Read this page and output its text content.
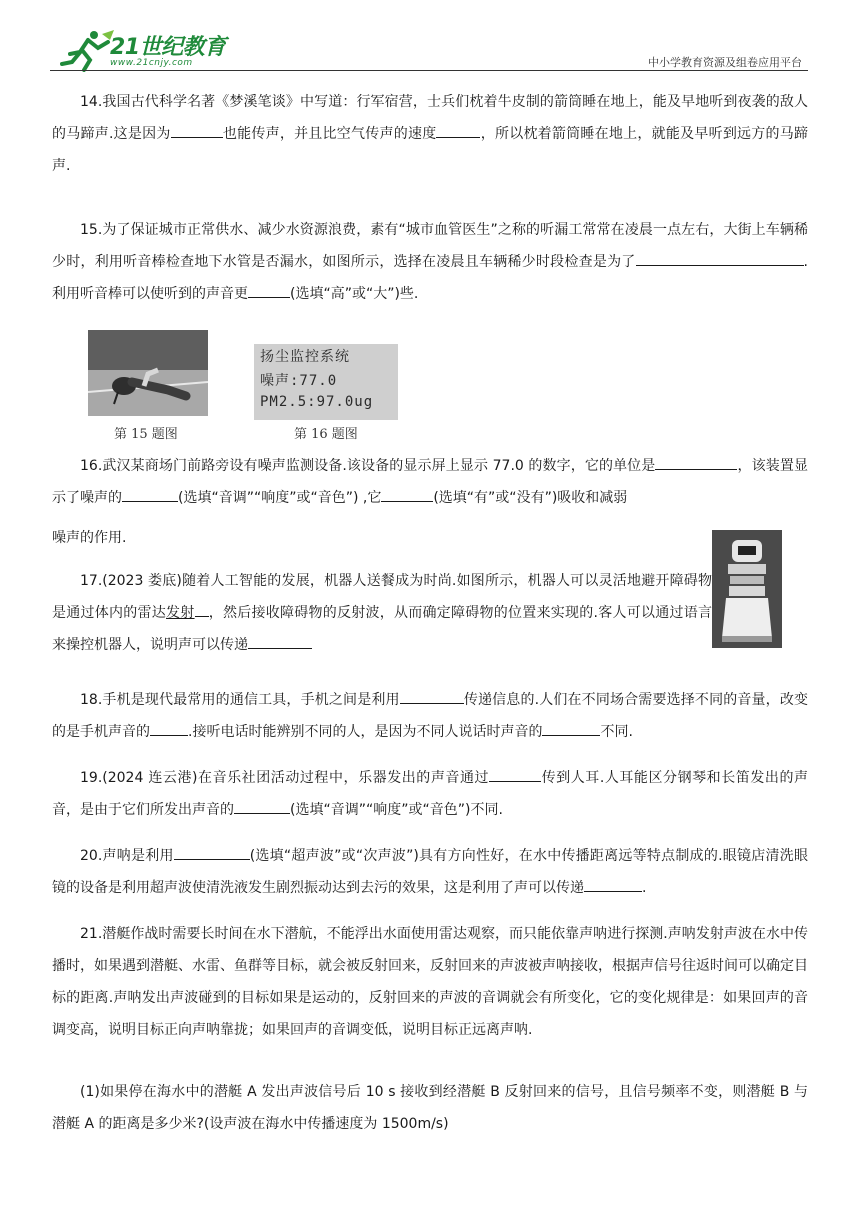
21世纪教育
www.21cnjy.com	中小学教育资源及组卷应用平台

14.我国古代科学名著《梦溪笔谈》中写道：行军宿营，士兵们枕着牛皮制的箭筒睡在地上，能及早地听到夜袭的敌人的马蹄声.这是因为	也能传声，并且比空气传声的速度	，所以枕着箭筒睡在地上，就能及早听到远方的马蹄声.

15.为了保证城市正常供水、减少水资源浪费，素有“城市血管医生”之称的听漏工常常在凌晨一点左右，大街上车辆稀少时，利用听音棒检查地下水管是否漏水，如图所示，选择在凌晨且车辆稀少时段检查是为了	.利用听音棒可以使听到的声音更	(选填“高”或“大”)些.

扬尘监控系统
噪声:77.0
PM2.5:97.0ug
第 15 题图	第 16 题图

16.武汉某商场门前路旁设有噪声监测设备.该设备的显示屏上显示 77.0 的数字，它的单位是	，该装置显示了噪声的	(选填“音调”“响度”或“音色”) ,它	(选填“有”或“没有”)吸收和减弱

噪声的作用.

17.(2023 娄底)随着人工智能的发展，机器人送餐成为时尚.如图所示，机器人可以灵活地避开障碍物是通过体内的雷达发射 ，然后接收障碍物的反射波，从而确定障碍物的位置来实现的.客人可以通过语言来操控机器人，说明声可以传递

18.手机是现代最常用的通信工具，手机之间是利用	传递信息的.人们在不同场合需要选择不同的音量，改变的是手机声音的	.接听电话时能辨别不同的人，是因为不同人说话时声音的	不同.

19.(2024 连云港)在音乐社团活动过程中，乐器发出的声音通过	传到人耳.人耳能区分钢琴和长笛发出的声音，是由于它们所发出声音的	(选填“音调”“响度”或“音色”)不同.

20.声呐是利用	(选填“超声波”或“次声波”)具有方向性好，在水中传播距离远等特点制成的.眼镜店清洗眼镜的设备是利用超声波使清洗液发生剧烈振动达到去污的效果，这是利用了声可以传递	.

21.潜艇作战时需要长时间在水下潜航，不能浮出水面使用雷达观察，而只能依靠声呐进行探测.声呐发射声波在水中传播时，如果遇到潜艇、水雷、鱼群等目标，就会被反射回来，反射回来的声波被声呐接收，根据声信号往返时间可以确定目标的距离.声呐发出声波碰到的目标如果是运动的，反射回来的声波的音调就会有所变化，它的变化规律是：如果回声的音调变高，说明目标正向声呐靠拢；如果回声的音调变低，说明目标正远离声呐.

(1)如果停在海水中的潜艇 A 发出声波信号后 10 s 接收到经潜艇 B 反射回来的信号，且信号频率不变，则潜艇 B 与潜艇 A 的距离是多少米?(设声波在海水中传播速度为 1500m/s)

### Work required
Quote the data exactly, leaving every image out of the copy.

### Result below
Read this page and output its text content.
21世纪教育
www.21cnjy.com	中小学教育资源及组卷应用平台

14.我国古代科学名著《梦溪笔谈》中写道：行军宿营，士兵们枕着牛皮制的箭筒睡在地上，能及早地听到夜袭的敌人的马蹄声.这是因为	也能传声，并且比空气传声的速度	，所以枕着箭筒睡在地上，就能及早听到远方的马蹄声.

15.为了保证城市正常供水、减少水资源浪费，素有“城市血管医生”之称的听漏工常常在凌晨一点左右，大街上车辆稀少时，利用听音棒检查地下水管是否漏水，如图所示，选择在凌晨且车辆稀少时段检查是为了	.利用听音棒可以使听到的声音更	(选填“高”或“大”)些.

扬尘监控系统
噪声:77.0
PM2.5:97.0ug
第 15 题图	第 16 题图

16.武汉某商场门前路旁设有噪声监测设备.该设备的显示屏上显示 77.0 的数字，它的单位是	，该装置显示了噪声的	(选填“音调”“响度”或“音色”) ,它	(选填“有”或“没有”)吸收和减弱

噪声的作用.

17.(2023 娄底)随着人工智能的发展，机器人送餐成为时尚.如图所示，机器人可以灵活地避开障碍物是通过体内的雷达发射 ，然后接收障碍物的反射波，从而确定障碍物的位置来实现的.客人可以通过语言来操控机器人，说明声可以传递

18.手机是现代最常用的通信工具，手机之间是利用	传递信息的.人们在不同场合需要选择不同的音量，改变的是手机声音的	.接听电话时能辨别不同的人，是因为不同人说话时声音的	不同.

19.(2024 连云港)在音乐社团活动过程中，乐器发出的声音通过	传到人耳.人耳能区分钢琴和长笛发出的声音，是由于它们所发出声音的	(选填“音调”“响度”或“音色”)不同.

20.声呐是利用	(选填“超声波”或“次声波”)具有方向性好，在水中传播距离远等特点制成的.眼镜店清洗眼镜的设备是利用超声波使清洗液发生剧烈振动达到去污的效果，这是利用了声可以传递	.

21.潜艇作战时需要长时间在水下潜航，不能浮出水面使用雷达观察，而只能依靠声呐进行探测.声呐发射声波在水中传播时，如果遇到潜艇、水雷、鱼群等目标，就会被反射回来，反射回来的声波被声呐接收，根据声信号往返时间可以确定目标的距离.声呐发出声波碰到的目标如果是运动的，反射回来的声波的音调就会有所变化，它的变化规律是：如果回声的音调变高，说明目标正向声呐靠拢；如果回声的音调变低，说明目标正远离声呐.

(1)如果停在海水中的潜艇 A 发出声波信号后 10 s 接收到经潜艇 B 反射回来的信号，且信号频率不变，则潜艇 B 与潜艇 A 的距离是多少米?(设声波在海水中传播速度为 1500m/s)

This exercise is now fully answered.